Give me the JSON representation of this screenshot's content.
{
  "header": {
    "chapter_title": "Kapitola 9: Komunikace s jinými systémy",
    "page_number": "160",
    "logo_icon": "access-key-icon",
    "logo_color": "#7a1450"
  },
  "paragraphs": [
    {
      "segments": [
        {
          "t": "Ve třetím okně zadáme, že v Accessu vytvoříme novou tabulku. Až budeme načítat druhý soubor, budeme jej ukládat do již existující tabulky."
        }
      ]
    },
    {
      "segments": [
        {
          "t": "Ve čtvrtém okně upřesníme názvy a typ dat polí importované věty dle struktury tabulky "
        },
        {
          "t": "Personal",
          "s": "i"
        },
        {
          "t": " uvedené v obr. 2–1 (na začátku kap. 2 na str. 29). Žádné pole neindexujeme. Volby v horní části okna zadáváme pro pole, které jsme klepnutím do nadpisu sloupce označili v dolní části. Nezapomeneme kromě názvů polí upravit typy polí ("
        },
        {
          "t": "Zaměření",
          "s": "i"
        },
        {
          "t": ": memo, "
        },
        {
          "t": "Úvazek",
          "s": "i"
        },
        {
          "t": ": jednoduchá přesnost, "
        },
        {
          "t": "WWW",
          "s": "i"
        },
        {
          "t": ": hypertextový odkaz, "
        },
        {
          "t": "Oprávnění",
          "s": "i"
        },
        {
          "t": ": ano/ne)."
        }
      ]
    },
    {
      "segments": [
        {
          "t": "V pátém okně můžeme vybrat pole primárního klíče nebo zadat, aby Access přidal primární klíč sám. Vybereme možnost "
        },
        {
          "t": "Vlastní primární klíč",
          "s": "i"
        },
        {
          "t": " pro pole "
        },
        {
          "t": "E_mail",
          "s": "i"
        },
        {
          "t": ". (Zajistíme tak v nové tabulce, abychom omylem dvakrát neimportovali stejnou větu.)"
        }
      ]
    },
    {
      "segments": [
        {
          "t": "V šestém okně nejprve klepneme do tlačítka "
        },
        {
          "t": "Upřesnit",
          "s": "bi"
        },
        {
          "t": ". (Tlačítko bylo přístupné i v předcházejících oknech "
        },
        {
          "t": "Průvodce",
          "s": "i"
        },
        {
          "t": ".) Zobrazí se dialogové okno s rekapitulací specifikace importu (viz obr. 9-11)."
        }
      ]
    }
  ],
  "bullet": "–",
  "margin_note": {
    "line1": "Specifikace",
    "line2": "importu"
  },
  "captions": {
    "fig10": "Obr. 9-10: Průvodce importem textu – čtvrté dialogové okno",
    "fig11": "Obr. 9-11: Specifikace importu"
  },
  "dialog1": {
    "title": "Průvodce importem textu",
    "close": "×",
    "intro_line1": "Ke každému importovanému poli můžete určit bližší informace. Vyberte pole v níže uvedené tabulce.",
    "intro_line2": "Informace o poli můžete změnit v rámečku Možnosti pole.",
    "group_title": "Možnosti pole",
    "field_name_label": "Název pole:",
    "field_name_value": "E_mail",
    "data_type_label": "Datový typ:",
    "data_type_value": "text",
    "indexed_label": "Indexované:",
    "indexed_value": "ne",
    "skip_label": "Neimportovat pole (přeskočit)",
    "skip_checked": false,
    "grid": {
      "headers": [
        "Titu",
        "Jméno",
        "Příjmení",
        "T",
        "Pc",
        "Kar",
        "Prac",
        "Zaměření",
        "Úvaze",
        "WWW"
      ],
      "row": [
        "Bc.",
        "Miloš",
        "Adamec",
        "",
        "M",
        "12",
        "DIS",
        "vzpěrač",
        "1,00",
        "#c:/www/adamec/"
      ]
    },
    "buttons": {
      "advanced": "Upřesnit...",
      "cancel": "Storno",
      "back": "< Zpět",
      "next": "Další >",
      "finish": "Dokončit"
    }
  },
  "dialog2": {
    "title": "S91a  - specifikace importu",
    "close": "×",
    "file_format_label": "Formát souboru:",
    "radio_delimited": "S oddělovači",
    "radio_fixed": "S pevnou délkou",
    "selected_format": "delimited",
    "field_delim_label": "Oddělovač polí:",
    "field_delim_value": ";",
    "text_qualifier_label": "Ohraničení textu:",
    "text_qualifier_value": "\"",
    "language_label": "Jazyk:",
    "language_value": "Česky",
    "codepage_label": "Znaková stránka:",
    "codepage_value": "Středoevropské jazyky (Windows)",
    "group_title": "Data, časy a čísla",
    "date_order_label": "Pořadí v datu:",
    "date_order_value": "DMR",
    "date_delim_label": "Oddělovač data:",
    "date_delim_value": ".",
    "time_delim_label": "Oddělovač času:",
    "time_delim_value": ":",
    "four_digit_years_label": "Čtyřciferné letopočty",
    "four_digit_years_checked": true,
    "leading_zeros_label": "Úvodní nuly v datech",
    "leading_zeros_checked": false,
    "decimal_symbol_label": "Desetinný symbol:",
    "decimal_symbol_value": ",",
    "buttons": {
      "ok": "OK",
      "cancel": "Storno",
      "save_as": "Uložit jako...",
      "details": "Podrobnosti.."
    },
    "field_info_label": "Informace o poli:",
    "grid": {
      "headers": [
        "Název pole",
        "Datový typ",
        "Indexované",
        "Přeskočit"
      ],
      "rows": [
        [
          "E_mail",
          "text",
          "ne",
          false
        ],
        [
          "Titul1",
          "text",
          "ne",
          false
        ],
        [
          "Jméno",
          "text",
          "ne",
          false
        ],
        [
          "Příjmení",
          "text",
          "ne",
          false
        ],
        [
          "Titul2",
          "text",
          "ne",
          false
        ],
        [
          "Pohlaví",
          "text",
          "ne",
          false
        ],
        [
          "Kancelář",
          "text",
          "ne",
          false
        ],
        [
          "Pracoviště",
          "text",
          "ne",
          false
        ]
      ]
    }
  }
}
-*-*-
■ WHAT THE EXERCISE ASKS: Collect, from the material above, every line containing the word "textu".

■ TASK OUTPUT:
    "fig10": "Obr. 9-10: Průvodce importem textu – čtvrté dialogové okno",
    "title": "Průvodce importem textu",
    "text_qualifier_label": "Ohraničení textu:",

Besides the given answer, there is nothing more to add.